Wherever the word "Verpflegung" appears in a line, copy that line.

>> BEGIN SUPPLIED MATERIAL

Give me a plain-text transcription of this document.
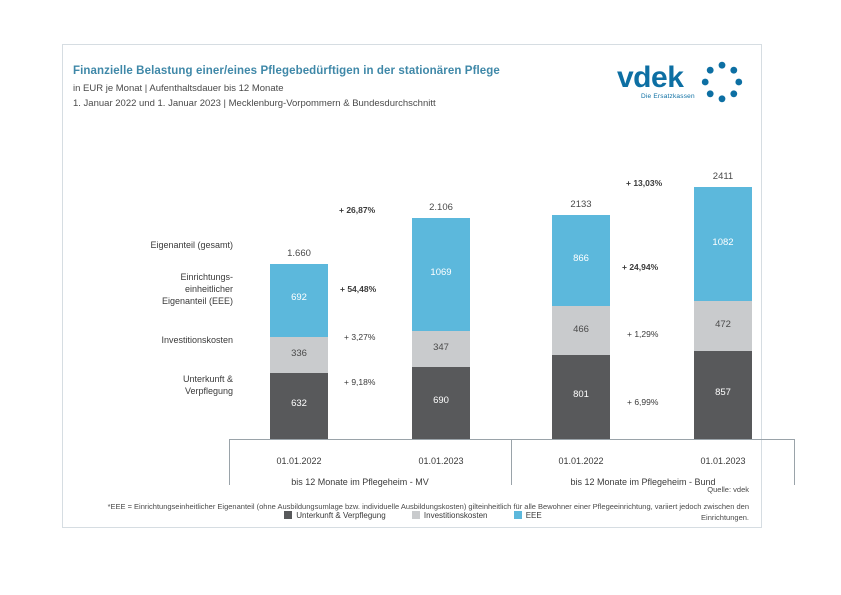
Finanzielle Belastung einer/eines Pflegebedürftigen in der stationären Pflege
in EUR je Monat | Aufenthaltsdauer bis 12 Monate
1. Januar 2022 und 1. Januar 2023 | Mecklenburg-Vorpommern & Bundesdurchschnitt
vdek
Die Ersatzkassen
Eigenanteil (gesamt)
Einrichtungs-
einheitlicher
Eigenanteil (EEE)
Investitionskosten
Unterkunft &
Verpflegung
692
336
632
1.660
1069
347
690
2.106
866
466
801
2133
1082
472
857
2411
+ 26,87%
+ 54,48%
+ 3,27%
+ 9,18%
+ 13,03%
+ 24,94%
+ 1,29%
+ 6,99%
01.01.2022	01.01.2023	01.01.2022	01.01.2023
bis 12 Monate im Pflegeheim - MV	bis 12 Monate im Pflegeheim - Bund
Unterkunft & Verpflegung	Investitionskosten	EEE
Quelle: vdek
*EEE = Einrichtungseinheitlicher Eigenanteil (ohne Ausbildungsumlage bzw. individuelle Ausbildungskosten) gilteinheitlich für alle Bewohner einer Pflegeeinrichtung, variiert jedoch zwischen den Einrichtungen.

>> END SUPPLIED MATERIAL
>> BEGIN SUPPLIED MATERIAL

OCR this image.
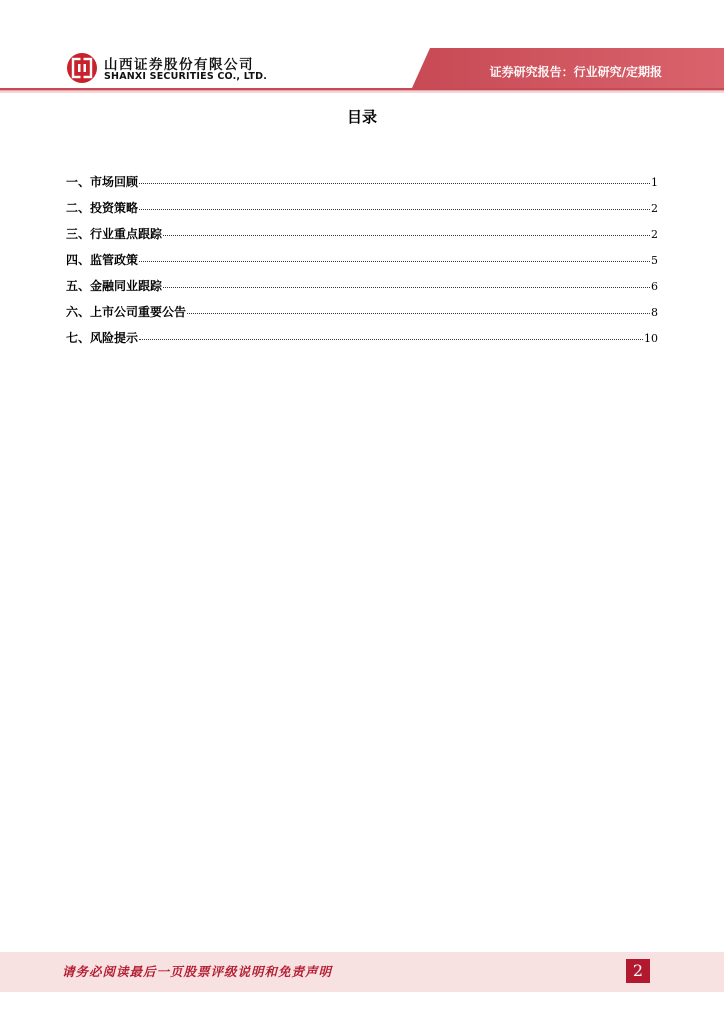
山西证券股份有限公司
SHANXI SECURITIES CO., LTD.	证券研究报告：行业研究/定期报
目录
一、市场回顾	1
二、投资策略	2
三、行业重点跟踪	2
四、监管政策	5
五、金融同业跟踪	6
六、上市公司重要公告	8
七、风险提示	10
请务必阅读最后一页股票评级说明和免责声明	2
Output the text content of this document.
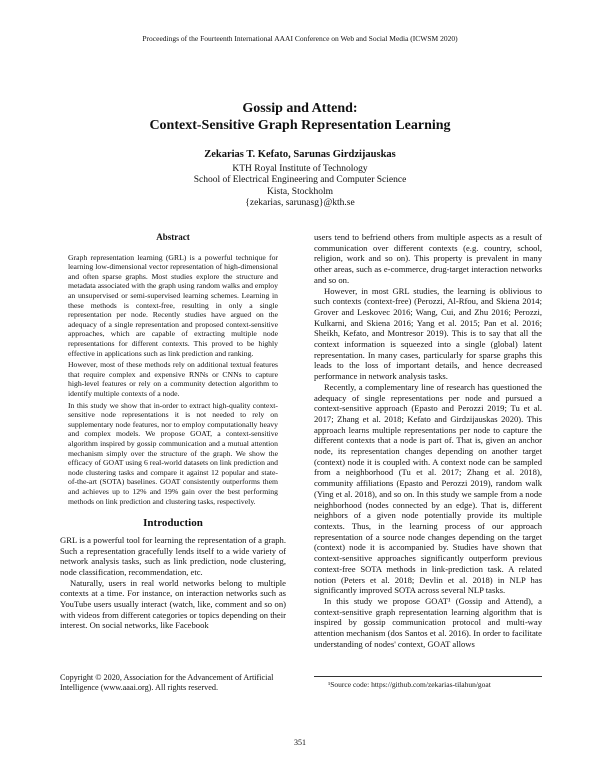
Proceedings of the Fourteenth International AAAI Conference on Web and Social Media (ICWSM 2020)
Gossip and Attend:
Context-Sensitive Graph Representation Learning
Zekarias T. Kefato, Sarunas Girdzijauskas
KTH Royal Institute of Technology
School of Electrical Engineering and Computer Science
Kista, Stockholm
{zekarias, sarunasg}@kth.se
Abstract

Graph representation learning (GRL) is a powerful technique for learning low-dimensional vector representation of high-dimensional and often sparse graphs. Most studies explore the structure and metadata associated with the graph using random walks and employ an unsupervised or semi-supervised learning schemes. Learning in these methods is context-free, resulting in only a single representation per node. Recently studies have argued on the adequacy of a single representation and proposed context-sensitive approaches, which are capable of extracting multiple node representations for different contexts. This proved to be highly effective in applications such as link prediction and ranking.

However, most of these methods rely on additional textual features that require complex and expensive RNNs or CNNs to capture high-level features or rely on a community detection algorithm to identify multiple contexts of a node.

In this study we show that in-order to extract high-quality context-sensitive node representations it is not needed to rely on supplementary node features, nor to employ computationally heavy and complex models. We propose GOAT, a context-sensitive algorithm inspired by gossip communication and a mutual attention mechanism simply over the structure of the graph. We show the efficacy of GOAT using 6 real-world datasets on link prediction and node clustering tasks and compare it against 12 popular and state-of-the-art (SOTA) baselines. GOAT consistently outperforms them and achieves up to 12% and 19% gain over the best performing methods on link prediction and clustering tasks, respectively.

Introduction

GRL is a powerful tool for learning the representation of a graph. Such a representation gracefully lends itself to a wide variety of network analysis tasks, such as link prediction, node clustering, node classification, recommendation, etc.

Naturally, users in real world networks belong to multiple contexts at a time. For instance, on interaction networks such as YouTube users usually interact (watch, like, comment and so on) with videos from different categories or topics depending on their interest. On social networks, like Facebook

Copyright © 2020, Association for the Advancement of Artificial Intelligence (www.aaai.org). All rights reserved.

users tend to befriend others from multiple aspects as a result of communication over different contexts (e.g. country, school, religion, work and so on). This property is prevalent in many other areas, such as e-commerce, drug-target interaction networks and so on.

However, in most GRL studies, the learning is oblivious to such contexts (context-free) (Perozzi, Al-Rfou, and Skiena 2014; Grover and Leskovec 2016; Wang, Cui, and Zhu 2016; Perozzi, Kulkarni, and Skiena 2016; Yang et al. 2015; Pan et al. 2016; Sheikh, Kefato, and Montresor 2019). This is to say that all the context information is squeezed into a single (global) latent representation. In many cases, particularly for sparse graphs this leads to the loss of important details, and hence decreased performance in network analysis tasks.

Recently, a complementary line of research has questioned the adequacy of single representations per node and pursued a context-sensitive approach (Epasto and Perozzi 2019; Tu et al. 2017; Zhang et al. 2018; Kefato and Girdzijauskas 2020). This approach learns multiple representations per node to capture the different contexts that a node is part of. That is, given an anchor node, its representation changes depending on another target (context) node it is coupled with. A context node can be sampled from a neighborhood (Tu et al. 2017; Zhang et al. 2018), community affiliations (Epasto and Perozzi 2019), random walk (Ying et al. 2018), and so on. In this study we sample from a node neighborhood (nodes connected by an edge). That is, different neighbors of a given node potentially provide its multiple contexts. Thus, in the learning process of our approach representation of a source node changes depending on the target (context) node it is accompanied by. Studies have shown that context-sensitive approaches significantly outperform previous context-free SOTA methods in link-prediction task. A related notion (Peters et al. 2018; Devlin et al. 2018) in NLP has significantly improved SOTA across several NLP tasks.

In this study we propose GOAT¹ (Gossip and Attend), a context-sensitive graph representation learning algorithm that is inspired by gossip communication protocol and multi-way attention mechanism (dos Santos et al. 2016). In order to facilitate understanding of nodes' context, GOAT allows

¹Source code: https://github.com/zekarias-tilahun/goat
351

>> END SUPPLIED MATERIAL

REPLY TO THE EXERCISE:
Verpflegung
Unterkunft & Verpflegung	Investitionskosten	EEE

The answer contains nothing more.